Exercise instructions: Give back every record below precisely as written.

Dataset records:

___

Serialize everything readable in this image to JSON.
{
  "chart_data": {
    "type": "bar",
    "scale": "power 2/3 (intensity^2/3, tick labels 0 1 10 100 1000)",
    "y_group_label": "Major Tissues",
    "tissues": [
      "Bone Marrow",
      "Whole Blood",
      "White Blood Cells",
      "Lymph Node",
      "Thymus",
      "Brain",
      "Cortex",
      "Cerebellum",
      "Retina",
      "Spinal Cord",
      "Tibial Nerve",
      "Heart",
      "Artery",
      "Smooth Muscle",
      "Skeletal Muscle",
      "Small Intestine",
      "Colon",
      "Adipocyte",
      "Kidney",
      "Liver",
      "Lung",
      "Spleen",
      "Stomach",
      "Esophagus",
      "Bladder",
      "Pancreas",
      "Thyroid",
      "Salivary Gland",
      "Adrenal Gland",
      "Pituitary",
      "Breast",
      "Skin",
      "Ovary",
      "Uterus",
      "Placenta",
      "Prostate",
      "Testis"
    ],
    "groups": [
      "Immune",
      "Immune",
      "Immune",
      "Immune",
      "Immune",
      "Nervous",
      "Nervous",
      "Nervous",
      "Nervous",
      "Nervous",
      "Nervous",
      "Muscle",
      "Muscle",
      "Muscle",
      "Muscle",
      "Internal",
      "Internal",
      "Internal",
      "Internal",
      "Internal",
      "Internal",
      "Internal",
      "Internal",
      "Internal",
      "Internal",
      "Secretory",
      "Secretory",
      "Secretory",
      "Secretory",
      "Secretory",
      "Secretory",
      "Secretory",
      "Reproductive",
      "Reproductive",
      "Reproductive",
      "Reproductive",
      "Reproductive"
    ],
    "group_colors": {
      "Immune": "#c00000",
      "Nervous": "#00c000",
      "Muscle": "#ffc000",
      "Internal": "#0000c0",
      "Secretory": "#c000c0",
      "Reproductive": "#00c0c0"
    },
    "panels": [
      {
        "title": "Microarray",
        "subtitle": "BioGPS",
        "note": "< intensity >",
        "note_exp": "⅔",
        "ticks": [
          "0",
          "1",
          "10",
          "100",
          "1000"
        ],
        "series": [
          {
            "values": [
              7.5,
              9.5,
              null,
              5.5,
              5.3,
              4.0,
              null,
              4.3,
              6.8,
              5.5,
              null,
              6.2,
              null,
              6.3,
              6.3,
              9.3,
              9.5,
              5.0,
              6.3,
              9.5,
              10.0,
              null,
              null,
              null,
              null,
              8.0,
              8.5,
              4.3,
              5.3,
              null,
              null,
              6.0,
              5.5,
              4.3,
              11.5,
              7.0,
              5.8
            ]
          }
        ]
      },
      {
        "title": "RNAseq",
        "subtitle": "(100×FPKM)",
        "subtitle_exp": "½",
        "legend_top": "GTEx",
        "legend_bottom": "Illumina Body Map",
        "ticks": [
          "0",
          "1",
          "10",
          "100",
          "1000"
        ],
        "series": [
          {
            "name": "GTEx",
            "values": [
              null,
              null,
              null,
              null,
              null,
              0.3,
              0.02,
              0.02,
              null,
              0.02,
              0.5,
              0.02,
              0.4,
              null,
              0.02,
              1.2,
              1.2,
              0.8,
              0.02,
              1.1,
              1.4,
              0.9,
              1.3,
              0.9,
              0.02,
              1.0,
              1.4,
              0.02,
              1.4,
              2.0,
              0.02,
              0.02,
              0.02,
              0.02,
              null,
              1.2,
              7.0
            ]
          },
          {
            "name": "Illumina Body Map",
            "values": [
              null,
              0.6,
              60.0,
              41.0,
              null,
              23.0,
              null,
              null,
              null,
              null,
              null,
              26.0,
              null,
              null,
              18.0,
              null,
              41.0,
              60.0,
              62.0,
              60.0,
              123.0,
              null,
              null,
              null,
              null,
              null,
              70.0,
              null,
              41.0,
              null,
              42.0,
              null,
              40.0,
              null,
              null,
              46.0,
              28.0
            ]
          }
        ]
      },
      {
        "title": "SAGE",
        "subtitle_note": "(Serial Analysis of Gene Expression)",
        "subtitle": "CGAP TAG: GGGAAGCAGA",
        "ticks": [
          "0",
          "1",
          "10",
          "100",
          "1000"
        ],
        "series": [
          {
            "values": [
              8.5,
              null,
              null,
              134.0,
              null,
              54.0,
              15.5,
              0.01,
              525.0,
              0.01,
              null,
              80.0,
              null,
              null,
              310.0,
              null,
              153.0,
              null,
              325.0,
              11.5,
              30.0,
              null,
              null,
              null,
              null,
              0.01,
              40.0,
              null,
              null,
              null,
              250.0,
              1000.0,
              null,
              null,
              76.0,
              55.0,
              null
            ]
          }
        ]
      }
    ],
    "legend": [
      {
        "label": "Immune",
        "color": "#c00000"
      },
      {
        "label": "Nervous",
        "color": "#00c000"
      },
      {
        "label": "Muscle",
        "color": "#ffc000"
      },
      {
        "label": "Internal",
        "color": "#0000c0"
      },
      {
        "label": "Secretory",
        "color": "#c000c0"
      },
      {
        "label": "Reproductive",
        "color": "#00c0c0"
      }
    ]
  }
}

___

The completed task:
Serialize everything readable in this image to JSON.
{
  "chart_data": {
    "type": "bar",
    "scale": "power 2/3 (intensity^2/3, tick labels 0 1 10 100 1000)",
    "y_group_label": "Major Tissues",
    "tissues": [
      "Bone Marrow",
      "Whole Blood",
      "White Blood Cells",
      "Lymph Node",
      "Thymus",
      "Brain",
      "Cortex",
      "Cerebellum",
      "Retina",
      "Spinal Cord",
      "Tibial Nerve",
      "Heart",
      "Artery",
      "Smooth Muscle",
      "Skeletal Muscle",
      "Small Intestine",
      "Colon",
      "Adipocyte",
      "Kidney",
      "Liver",
      "Lung",
      "Spleen",
      "Stomach",
      "Esophagus",
      "Bladder",
      "Pancreas",
      "Thyroid",
      "Salivary Gland",
      "Adrenal Gland",
      "Pituitary",
      "Breast",
      "Skin",
      "Ovary",
      "Uterus",
      "Placenta",
      "Prostate",
      "Testis"
    ],
    "groups": [
      "Immune",
      "Immune",
      "Immune",
      "Immune",
      "Immune",
      "Nervous",
      "Nervous",
      "Nervous",
      "Nervous",
      "Nervous",
      "Nervous",
      "Muscle",
      "Muscle",
      "Muscle",
      "Muscle",
      "Internal",
      "Internal",
      "Internal",
      "Internal",
      "Internal",
      "Internal",
      "Internal",
      "Internal",
      "Internal",
      "Internal",
      "Secretory",
      "Secretory",
      "Secretory",
      "Secretory",
      "Secretory",
      "Secretory",
      "Secretory",
      "Reproductive",
      "Reproductive",
      "Reproductive",
      "Reproductive",
      "Reproductive"
    ],
    "group_colors": {
      "Immune": "#c00000",
      "Nervous": "#00c000",
      "Muscle": "#ffc000",
      "Internal": "#0000c0",
      "Secretory": "#c000c0",
      "Reproductive": "#00c0c0"
    },
    "panels": [
      {
        "title": "Microarray",
        "subtitle": "BioGPS",
        "note": "< intensity >",
        "note_exp": "⅔",
        "ticks": [
          "0",
          "1",
          "10",
          "100",
          "1000"
        ],
        "series": [
          {
            "values": [
              7.5,
              9.5,
              null,
              5.5,
              5.3,
              4.0,
              null,
              4.3,
              6.8,
              5.5,
              null,
              6.2,
              null,
              6.3,
              6.3,
              9.3,
              9.5,
              5.0,
              6.3,
              9.5,
              10.0,
              null,
              null,
              null,
              null,
              8.0,
              8.5,
              4.3,
              5.3,
              null,
              null,
              6.0,
              5.5,
              4.3,
              11.5,
              7.0,
              5.8
            ]
          }
        ]
      },
      {
        "title": "RNAseq",
        "subtitle": "(100×FPKM)",
        "subtitle_exp": "½",
        "legend_top": "GTEx",
        "legend_bottom": "Illumina Body Map",
        "ticks": [
          "0",
          "1",
          "10",
          "100",
          "1000"
        ],
        "series": [
          {
            "name": "GTEx",
            "values": [
              null,
              null,
              null,
              null,
              null,
              0.3,
              0.02,
              0.02,
              null,
              0.02,
              0.5,
              0.02,
              0.4,
              null,
              0.02,
              1.2,
              1.2,
              0.8,
              0.02,
              1.1,
              1.4,
              0.9,
              1.3,
              0.9,
              0.02,
              1.0,
              1.4,
              0.02,
              1.4,
              2.0,
              0.02,
              0.02,
              0.02,
              0.02,
              null,
              1.2,
              7.0
            ]
          },
          {
            "name": "Illumina Body Map",
            "values": [
              null,
              0.6,
              60.0,
              41.0,
              null,
              23.0,
              null,
              null,
              null,
              null,
              null,
              26.0,
              null,
              null,
              18.0,
              null,
              41.0,
              60.0,
              62.0,
              60.0,
              123.0,
              null,
              null,
              null,
              null,
              null,
              70.0,
              null,
              41.0,
              null,
              42.0,
              null,
              40.0,
              null,
              null,
              46.0,
              28.0
            ]
          }
        ]
      },
      {
        "title": "SAGE",
        "subtitle_note": "(Serial Analysis of Gene Expression)",
        "subtitle": "CGAP TAG: GGGAAGCAGA",
        "ticks": [
          "0",
          "1",
          "10",
          "100",
          "1000"
        ],
        "series": [
          {
            "values": [
              8.5,
              null,
              null,
              134.0,
              null,
              54.0,
              15.5,
              0.01,
              525.0,
              0.01,
              null,
              80.0,
              null,
              null,
              310.0,
              null,
              153.0,
              null,
              325.0,
              11.5,
              30.0,
              null,
              null,
              null,
              null,
              0.01,
              40.0,
              null,
              null,
              null,
              250.0,
              1000.0,
              null,
              null,
              76.0,
              55.0,
              null
            ]
          }
        ]
      }
    ],
    "legend": [
      {
        "label": "Immune",
        "color": "#c00000"
      },
      {
        "label": "Nervous",
        "color": "#00c000"
      },
      {
        "label": "Muscle",
        "color": "#ffc000"
      },
      {
        "label": "Internal",
        "color": "#0000c0"
      },
      {
        "label": "Secretory",
        "color": "#c000c0"
      },
      {
        "label": "Reproductive",
        "color": "#00c0c0"
      }
    ]
  }
}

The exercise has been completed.